EXTRAIT SOURCE
Alors que le Conseil des ministres a consacré pas moins de 15 réunions à l’examen de l’avant-projet de budget depuis le 30 avril, le ministre des Finances, Ali Hassan Khalil, a confirmé ce week-end que le gouvernement envisageait bien d’émettre des bons du Trésor à taux réduits afin d’alléger le service de la dette.
Dans un message publié samedi sur Twitter, le ministre a évoqué une nouvelle émission de 11 000 milliards de livres libanaises, soit plus de 7,2 milliards de dollars, avec un taux d’intérêt de 1 %, ce qui, selon lui, permettra à l’État d’économiser 1 000 milliards de livres (plus de 663 millions de dollars). Contacté par Reuters, M. Hassan Khalil a précisé que le ministère des Finances lancerait cette nouvelle émission – si elle devait avoir lieu – avec la Banque du Liban (BDL) et les banques du pays « après l’adoption du budget », sans plus de détail, notamment sur leur terme.
Selon une source bancaire anonyme, l’information circule depuis le début du mois et explique que l’État ne soit pas pressé de lancer une nouvelle émission d’eurobonds (titres de dettes en devises), ce qu’il prévoyait initialement de faire aujourd’hui pour un montant de 2,5 à 3 milliards de dollars selon les annonces qui avaient été faites. « La formule qui avait été présentée au début prévoyait deux émissions distinctes à 1 % : une première en livres, pour un total équivalent à 5 milliards de dollars, et une seconde en devises, pour un montant de 3 milliards de dollars, le tout sur cinq ans. Le changement de formule, s’il se confirme, est sans doute le résultat de négociations qui ont dû avoir lieu entre le gouvernement, la BDL et le secteur bancaire », confie-t-elle.
Le fait que ces obligations ne sont pas aux taux du marché veut dire qu’elles ne pourront pas être négociées sur le marché secondaire. « C’est une mesure exceptionnelle qui va impacter les profits des banques. Elle n’est pas risquée en soi et doit permettre de donner de la marge aux dirigeants pour mettre en œuvre les réformes qu’ils vont inscrire dans le budget. Sans réformes, cela ne servira par contre qu’à gagner un peu de temps », expose la source précitée.

CONSIGNES
1. Indiquez si chacune des affirmations suivantes concorde avec l'article, en répondant par oui ou par non et en citant exactement les mots de l'article qui le montrent. (a) Le Conseil des ministres a tenu au moins 15 réunions sur l'avant-projet de budget depuis le 30 avril. (b) Le ministre a précisé le terme de la nouvelle émission. (c) Ces obligations pourront être négociées sur le marché secondaire.
2. Recopiez mot pour mot le passage de l'article qui s'ouvre sur les mots « Alors que le » et se referme sur « de la dette. ».

ENTRÉES FOURNIES

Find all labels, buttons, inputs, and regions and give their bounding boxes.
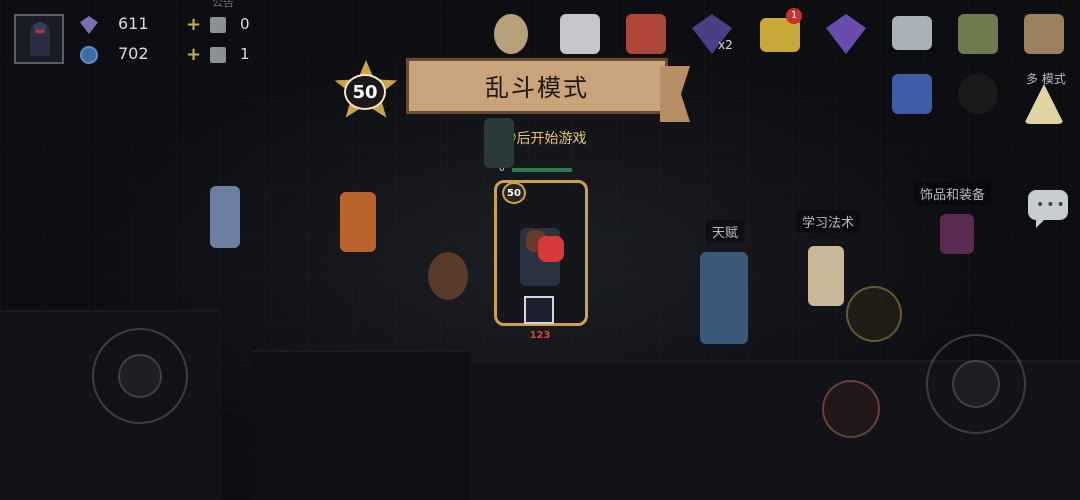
npc-hooded[interactable] [428,252,468,300]
chat-icon[interactable]: ••• [1028,190,1068,228]
material-icon [210,47,226,63]
avatar-figure [30,22,50,56]
card-level-badge: 50 [502,182,526,204]
mode-title: 乱斗模式 [485,74,589,102]
player-avatar[interactable] [14,14,64,64]
npc-mage[interactable] [808,246,844,306]
player-mini-portrait [524,296,554,324]
camera-icon[interactable] [560,14,600,54]
list-icon[interactable] [958,14,998,54]
skill-button-icon[interactable] [846,286,902,342]
mode-side-label: 多 模式 [1026,72,1066,86]
material-count: 0 [240,15,250,33]
attack-button-icon[interactable] [822,380,880,438]
notification-badge: 1 [786,8,802,24]
coin-count: 702 [118,44,149,63]
notice-label: 公告 [212,0,234,9]
wall-stairs [250,350,470,500]
card-score: 123 [529,330,551,341]
scroll-icon[interactable] [1024,14,1064,54]
character-icon[interactable] [494,14,528,54]
npc-vendor[interactable] [940,214,974,254]
npc-elder[interactable] [210,186,240,248]
plus-icon[interactable]: + [186,14,201,35]
accessories-label: 饰品和装备 [914,182,992,205]
talent-label: 天赋 [706,220,745,243]
aim-joystick-knob[interactable] [952,360,1000,408]
gift-small-icon[interactable] [892,74,932,114]
gift-icon[interactable] [626,14,666,54]
material-icon [210,17,226,33]
avatar-eye [36,30,44,33]
npc-armor[interactable] [700,252,748,344]
move-joystick-knob[interactable] [118,354,162,398]
card-progress-bar [512,168,572,172]
penguin-icon[interactable] [958,74,998,114]
plus-icon[interactable]: + [186,44,201,65]
npc-girl[interactable] [340,192,376,252]
coin-icon [80,46,98,64]
gem-multiplier: x2 [718,38,733,52]
material-count: 1 [240,45,250,63]
npc-dark[interactable] [484,118,514,168]
level-badge: 50 [344,74,386,110]
learn-spell-label: 学习法术 [796,210,861,233]
hero-head [538,236,564,262]
gem-count: 611 [118,14,149,33]
shopping-cart-icon[interactable] [892,16,932,50]
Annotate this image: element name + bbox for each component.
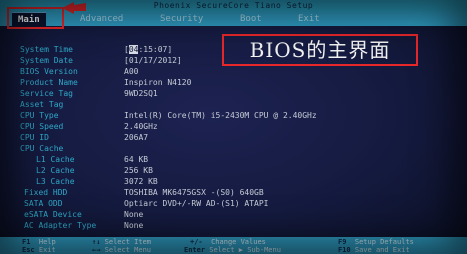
cpu-id-label: CPU ID [20,133,49,142]
info-row-esata-device: eSATA Device None [0,209,467,220]
service-tag-label: Service Tag [20,89,73,98]
pointer-arrow-icon [62,2,86,14]
system-date-value[interactable]: [01/17/2012] [124,55,182,66]
l1-cache-label: L1 Cache [36,155,75,164]
info-row-bios-version: BIOS Version A00 [0,66,467,77]
key-help-bar: F1 Help ↑↓ Select Item +/- Change Values… [0,237,467,254]
footer-f9: F9 Setup Defaults [338,238,414,246]
cpu-cache-label: CPU Cache [20,144,64,153]
cpu-type-value: Intel(R) Core(TM) i5-2430M CPU @ 2.40GHz [124,111,317,120]
cpu-id-value: 206A7 [124,133,149,142]
system-date-label: System Date [20,56,73,65]
ac-adapter-label: AC Adapter Type [24,221,97,230]
info-row-l3-cache: L3 Cache 3072 KB [0,176,467,187]
product-name-label: Product Name [20,78,78,87]
cpu-speed-label: CPU Speed [20,122,64,131]
footer-left-right: ←→ Select Menu [92,246,152,254]
main-tab-highlight-box [7,7,64,29]
footer-f10: F10 Save and Exit [338,246,410,254]
tab-boot[interactable]: Boot [240,12,262,26]
ac-adapter-value: None [124,221,144,230]
info-row-sata-odd: SATA ODD Optiarc DVD+/-RW AD-(S1) ATAPI [0,198,467,209]
info-row-l1-cache: L1 Cache 64 KB [0,154,467,165]
asset-tag-label: Asset Tag [20,100,64,109]
footer-enter: Enter Select ▶ Sub-Menu [184,246,281,254]
bios-version-value: A00 [124,67,139,76]
footer-up-down: ↑↓ Select Item [92,238,152,246]
info-row-cpu-cache: CPU Cache [0,143,467,154]
info-row-product-name: Product Name Inspiron N4120 [0,77,467,88]
footer-plus-minus: +/- Change Values [190,238,266,246]
info-row-system-time[interactable]: System Time [04:15:07] [0,44,467,55]
sata-odd-value: Optiarc DVD+/-RW AD-(S1) ATAPI [124,199,269,208]
info-row-cpu-id: CPU ID 206A7 [0,132,467,143]
system-time-value[interactable]: [04:15:07] [124,44,172,55]
cpu-speed-value: 2.40GHz [124,122,158,131]
menu-bar: Main Advanced Security Boot Exit [0,12,467,27]
esata-device-label: eSATA Device [24,210,82,219]
info-row-fixed-hdd: Fixed HDD TOSHIBA MK6475GSX -(S0) 640GB [0,187,467,198]
info-row-cpu-type: CPU Type Intel(R) Core(TM) i5-2430M CPU … [0,110,467,121]
fixed-hdd-value: TOSHIBA MK6475GSX -(S0) 640GB [124,188,264,197]
system-time-label: System Time [20,45,73,54]
l1-cache-value: 64 KB [124,155,149,164]
info-row-service-tag: Service Tag 9WD2SQ1 [0,88,467,99]
cpu-type-label: CPU Type [20,111,59,120]
info-row-asset-tag: Asset Tag [0,99,467,110]
footer-esc: Esc Exit [22,246,56,254]
service-tag-value: 9WD2SQ1 [124,89,158,98]
esata-device-value: None [124,210,144,219]
l2-cache-label: L2 Cache [36,166,75,175]
info-row-system-date[interactable]: System Date [01/17/2012] [0,55,467,66]
product-name-value: Inspiron N4120 [124,78,192,87]
system-info-panel: System Time [04:15:07] System Date [01/1… [0,40,467,235]
tab-advanced[interactable]: Advanced [80,12,123,26]
bios-screen: Phoenix SecureCore Tiano Setup Main Adva… [0,0,467,254]
info-row-ac-adapter: AC Adapter Type None [0,220,467,231]
tab-exit[interactable]: Exit [298,12,320,26]
info-row-l2-cache: L2 Cache 256 KB [0,165,467,176]
fixed-hdd-label: Fixed HDD [24,188,68,197]
l3-cache-label: L3 Cache [36,177,75,186]
l3-cache-value: 3072 KB [124,177,158,186]
l2-cache-value: 256 KB [124,166,153,175]
sata-odd-label: SATA ODD [24,199,63,208]
info-row-cpu-speed: CPU Speed 2.40GHz [0,121,467,132]
footer-f1: F1 Help [22,238,56,246]
bios-version-label: BIOS Version [20,67,78,76]
tab-security[interactable]: Security [160,12,203,26]
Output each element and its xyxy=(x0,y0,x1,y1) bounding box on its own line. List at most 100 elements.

RÉPONSES PAR CONSIGNE
1.
(a) Oui : « pas moins de 15 réunions à l’examen de l’avant-projet de budget depuis le 30 avril ».
(b) Non : « sans plus de détail, notamment sur leur terme ».
(c) Non : « elles ne pourront pas être négociées sur le marché secondaire ».

2.
Alors que le Conseil des ministres a consacré pas moins de 15 réunions à l’examen de l’avant-projet de budget depuis le 30 avril, le ministre des Finances, Ali Hassan Khalil, a confirmé ce week-end que le gouvernement envisageait bien d’émettre des bons du Trésor à taux réduits afin d’alléger le service de la dette.